## BEGIN Provided material

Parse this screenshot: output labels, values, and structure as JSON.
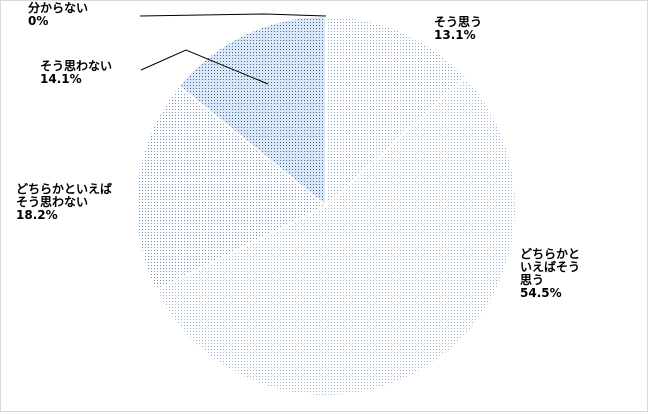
{
  "chart_data": {
    "type": "pie",
    "title": "",
    "start_angle_deg": 0,
    "direction": "clockwise",
    "slices": [
      {
        "label_lines": [
          "そう思う"
        ],
        "value_text": "13.1%",
        "value": 13.1,
        "color": "#ffffff",
        "dot_color": "#8aa4c4"
      },
      {
        "label_lines": [
          "どちらかと",
          "いえばそう",
          "思う"
        ],
        "value_text": "54.5%",
        "value": 54.5,
        "color": "#ffffff",
        "dot_color": "#9bb3cf"
      },
      {
        "label_lines": [
          "どちらかといえば",
          "そう思わない"
        ],
        "value_text": "18.2%",
        "value": 18.2,
        "color": "#ffffff",
        "dot_color": "#6f90b8"
      },
      {
        "label_lines": [
          "そう思わない"
        ],
        "value_text": "14.1%",
        "value": 14.1,
        "color": "#dce8f5",
        "dot_color": "#3f6fa8"
      },
      {
        "label_lines": [
          "分からない"
        ],
        "value_text": "0%",
        "value": 0.0,
        "color": "#ffffff",
        "dot_color": "#ffffff"
      }
    ]
  }
}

## END Provided material

__Aim__
Without the pictures, restate all of the entries above verbatim.

__Task result__
Parse this screenshot: output labels, values, and structure as JSON.
{
  "chart_data": {
    "type": "pie",
    "title": "",
    "start_angle_deg": 0,
    "direction": "clockwise",
    "slices": [
      {
        "label_lines": [
          "そう思う"
        ],
        "value_text": "13.1%",
        "value": 13.1,
        "color": "#ffffff",
        "dot_color": "#8aa4c4"
      },
      {
        "label_lines": [
          "どちらかと",
          "いえばそう",
          "思う"
        ],
        "value_text": "54.5%",
        "value": 54.5,
        "color": "#ffffff",
        "dot_color": "#9bb3cf"
      },
      {
        "label_lines": [
          "どちらかといえば",
          "そう思わない"
        ],
        "value_text": "18.2%",
        "value": 18.2,
        "color": "#ffffff",
        "dot_color": "#6f90b8"
      },
      {
        "label_lines": [
          "そう思わない"
        ],
        "value_text": "14.1%",
        "value": 14.1,
        "color": "#dce8f5",
        "dot_color": "#3f6fa8"
      },
      {
        "label_lines": [
          "分からない"
        ],
        "value_text": "0%",
        "value": 0.0,
        "color": "#ffffff",
        "dot_color": "#ffffff"
      }
    ]
  }
}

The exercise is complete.